• What is being asked: Copy the material below line for line, with no changes.

• Provided data:
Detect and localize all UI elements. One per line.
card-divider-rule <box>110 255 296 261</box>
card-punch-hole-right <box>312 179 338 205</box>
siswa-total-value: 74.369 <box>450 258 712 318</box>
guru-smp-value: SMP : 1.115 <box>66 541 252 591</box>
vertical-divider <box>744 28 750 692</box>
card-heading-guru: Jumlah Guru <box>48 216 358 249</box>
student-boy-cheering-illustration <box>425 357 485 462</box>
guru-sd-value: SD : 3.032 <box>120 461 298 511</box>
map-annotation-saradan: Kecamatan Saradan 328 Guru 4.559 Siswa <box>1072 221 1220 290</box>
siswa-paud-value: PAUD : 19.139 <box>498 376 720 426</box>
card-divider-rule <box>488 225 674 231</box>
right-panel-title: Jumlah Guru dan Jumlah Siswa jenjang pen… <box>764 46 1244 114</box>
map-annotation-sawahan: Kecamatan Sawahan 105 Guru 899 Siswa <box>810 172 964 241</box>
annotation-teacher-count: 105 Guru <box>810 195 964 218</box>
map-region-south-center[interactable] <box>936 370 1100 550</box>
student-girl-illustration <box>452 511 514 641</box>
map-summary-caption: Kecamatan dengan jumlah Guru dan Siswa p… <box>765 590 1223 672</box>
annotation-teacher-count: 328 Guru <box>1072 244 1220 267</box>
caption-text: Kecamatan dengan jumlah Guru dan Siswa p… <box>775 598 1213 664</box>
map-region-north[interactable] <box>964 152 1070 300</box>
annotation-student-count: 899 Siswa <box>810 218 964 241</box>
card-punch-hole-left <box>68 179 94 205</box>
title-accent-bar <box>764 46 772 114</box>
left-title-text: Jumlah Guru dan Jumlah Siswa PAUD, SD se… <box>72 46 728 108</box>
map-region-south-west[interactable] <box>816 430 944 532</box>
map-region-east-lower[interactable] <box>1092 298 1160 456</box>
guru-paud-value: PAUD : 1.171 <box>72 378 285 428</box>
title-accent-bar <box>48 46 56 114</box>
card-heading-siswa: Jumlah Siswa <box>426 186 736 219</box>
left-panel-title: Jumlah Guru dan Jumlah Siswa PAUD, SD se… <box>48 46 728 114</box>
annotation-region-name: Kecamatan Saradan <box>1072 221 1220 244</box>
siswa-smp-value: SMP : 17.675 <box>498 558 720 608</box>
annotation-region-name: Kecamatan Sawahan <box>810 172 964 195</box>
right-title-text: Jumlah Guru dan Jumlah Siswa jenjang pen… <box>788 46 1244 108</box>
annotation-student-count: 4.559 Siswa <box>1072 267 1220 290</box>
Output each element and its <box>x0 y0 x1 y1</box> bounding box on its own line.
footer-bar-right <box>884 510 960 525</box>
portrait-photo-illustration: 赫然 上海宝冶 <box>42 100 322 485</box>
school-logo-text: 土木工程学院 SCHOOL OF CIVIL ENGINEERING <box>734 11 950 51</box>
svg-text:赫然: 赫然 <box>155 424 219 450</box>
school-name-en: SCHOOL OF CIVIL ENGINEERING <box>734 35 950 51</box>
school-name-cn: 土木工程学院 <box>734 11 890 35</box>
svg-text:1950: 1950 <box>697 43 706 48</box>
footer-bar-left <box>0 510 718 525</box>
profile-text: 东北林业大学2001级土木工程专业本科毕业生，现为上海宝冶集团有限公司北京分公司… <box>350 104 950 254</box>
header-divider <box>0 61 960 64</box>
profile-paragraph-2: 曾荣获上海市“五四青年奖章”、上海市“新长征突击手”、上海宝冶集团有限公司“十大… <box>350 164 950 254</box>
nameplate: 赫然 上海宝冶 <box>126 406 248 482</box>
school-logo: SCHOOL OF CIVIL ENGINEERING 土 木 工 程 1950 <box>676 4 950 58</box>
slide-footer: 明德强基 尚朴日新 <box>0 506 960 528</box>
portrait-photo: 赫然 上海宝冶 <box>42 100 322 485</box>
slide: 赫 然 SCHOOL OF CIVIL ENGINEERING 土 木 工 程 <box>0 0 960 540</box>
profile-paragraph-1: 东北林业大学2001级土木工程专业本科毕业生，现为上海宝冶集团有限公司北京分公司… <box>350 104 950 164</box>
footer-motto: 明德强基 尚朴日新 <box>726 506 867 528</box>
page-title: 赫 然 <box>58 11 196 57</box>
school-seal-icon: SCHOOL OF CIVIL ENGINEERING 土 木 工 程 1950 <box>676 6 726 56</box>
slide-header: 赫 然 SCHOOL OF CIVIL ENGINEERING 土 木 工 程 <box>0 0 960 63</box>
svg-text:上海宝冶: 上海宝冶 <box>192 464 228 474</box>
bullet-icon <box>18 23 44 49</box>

• Reply to the task:
Detect and localize all UI elements. One per line.
card-divider-rule <box>110 255 296 261</box>
card-punch-hole-right <box>312 179 338 205</box>
siswa-total-value: 74.369 <box>450 258 712 318</box>
guru-smp-value: SMP : 1.115 <box>66 541 252 591</box>
vertical-divider <box>744 28 750 692</box>
card-heading-guru: Jumlah Guru <box>48 216 358 249</box>
student-boy-cheering-illustration <box>425 357 485 462</box>
guru-sd-value: SD : 3.032 <box>120 461 298 511</box>
map-annotation-saradan: Kecamatan Saradan 328 Guru 4.559 Siswa <box>1072 221 1220 290</box>
siswa-paud-value: PAUD : 19.139 <box>498 376 720 426</box>
card-divider-rule <box>488 225 674 231</box>
right-panel-title: Jumlah Guru dan Jumlah Siswa jenjang pen… <box>764 46 1244 114</box>
map-annotation-sawahan: Kecamatan Sawahan 105 Guru 899 Siswa <box>810 172 964 241</box>
annotation-teacher-count: 105 Guru <box>810 195 964 218</box>
map-region-south-center[interactable] <box>936 370 1100 550</box>
student-girl-illustration <box>452 511 514 641</box>
map-summary-caption: Kecamatan dengan jumlah Guru dan Siswa p… <box>765 590 1223 672</box>
annotation-teacher-count: 328 Guru <box>1072 244 1220 267</box>
caption-text: Kecamatan dengan jumlah Guru dan Siswa p… <box>775 598 1213 664</box>
map-region-north[interactable] <box>964 152 1070 300</box>
annotation-student-count: 899 Siswa <box>810 218 964 241</box>
card-punch-hole-left <box>68 179 94 205</box>
title-accent-bar <box>764 46 772 114</box>
left-title-text: Jumlah Guru dan Jumlah Siswa PAUD, SD se… <box>72 46 728 108</box>
map-region-south-west[interactable] <box>816 430 944 532</box>
map-region-east-lower[interactable] <box>1092 298 1160 456</box>
guru-paud-value: PAUD : 1.171 <box>72 378 285 428</box>
title-accent-bar <box>48 46 56 114</box>
card-heading-siswa: Jumlah Siswa <box>426 186 736 219</box>
left-panel-title: Jumlah Guru dan Jumlah Siswa PAUD, SD se… <box>48 46 728 114</box>
annotation-region-name: Kecamatan Saradan <box>1072 221 1220 244</box>
siswa-smp-value: SMP : 17.675 <box>498 558 720 608</box>
annotation-region-name: Kecamatan Sawahan <box>810 172 964 195</box>
right-title-text: Jumlah Guru dan Jumlah Siswa jenjang pen… <box>788 46 1244 108</box>
annotation-student-count: 4.559 Siswa <box>1072 267 1220 290</box>
Output each element and its <box>x0 y0 x1 y1</box> bounding box on its own line.
footer-bar-right <box>884 510 960 525</box>
portrait-photo-illustration: 赫然 上海宝冶 <box>42 100 322 485</box>
school-logo-text: 土木工程学院 SCHOOL OF CIVIL ENGINEERING <box>734 11 950 51</box>
svg-text:赫然: 赫然 <box>155 424 219 450</box>
school-name-en: SCHOOL OF CIVIL ENGINEERING <box>734 35 950 51</box>
school-name-cn: 土木工程学院 <box>734 11 890 35</box>
svg-text:1950: 1950 <box>697 43 706 48</box>
footer-bar-left <box>0 510 718 525</box>
profile-text: 东北林业大学2001级土木工程专业本科毕业生，现为上海宝冶集团有限公司北京分公司… <box>350 104 950 254</box>
header-divider <box>0 61 960 64</box>
profile-paragraph-2: 曾荣获上海市“五四青年奖章”、上海市“新长征突击手”、上海宝冶集团有限公司“十大… <box>350 164 950 254</box>
nameplate: 赫然 上海宝冶 <box>126 406 248 482</box>
school-logo: SCHOOL OF CIVIL ENGINEERING 土 木 工 程 1950 <box>676 4 950 58</box>
slide-footer: 明德强基 尚朴日新 <box>0 506 960 528</box>
portrait-photo: 赫然 上海宝冶 <box>42 100 322 485</box>
slide: 赫 然 SCHOOL OF CIVIL ENGINEERING 土 木 工 程 <box>0 0 960 540</box>
profile-paragraph-1: 东北林业大学2001级土木工程专业本科毕业生，现为上海宝冶集团有限公司北京分公司… <box>350 104 950 164</box>
footer-motto: 明德强基 尚朴日新 <box>726 506 867 528</box>
page-title: 赫 然 <box>58 11 196 57</box>
school-seal-icon: SCHOOL OF CIVIL ENGINEERING 土 木 工 程 1950 <box>676 6 726 56</box>
slide-header: 赫 然 SCHOOL OF CIVIL ENGINEERING 土 木 工 程 <box>0 0 960 63</box>
svg-text:上海宝冶: 上海宝冶 <box>192 464 228 474</box>
bullet-icon <box>18 23 44 49</box>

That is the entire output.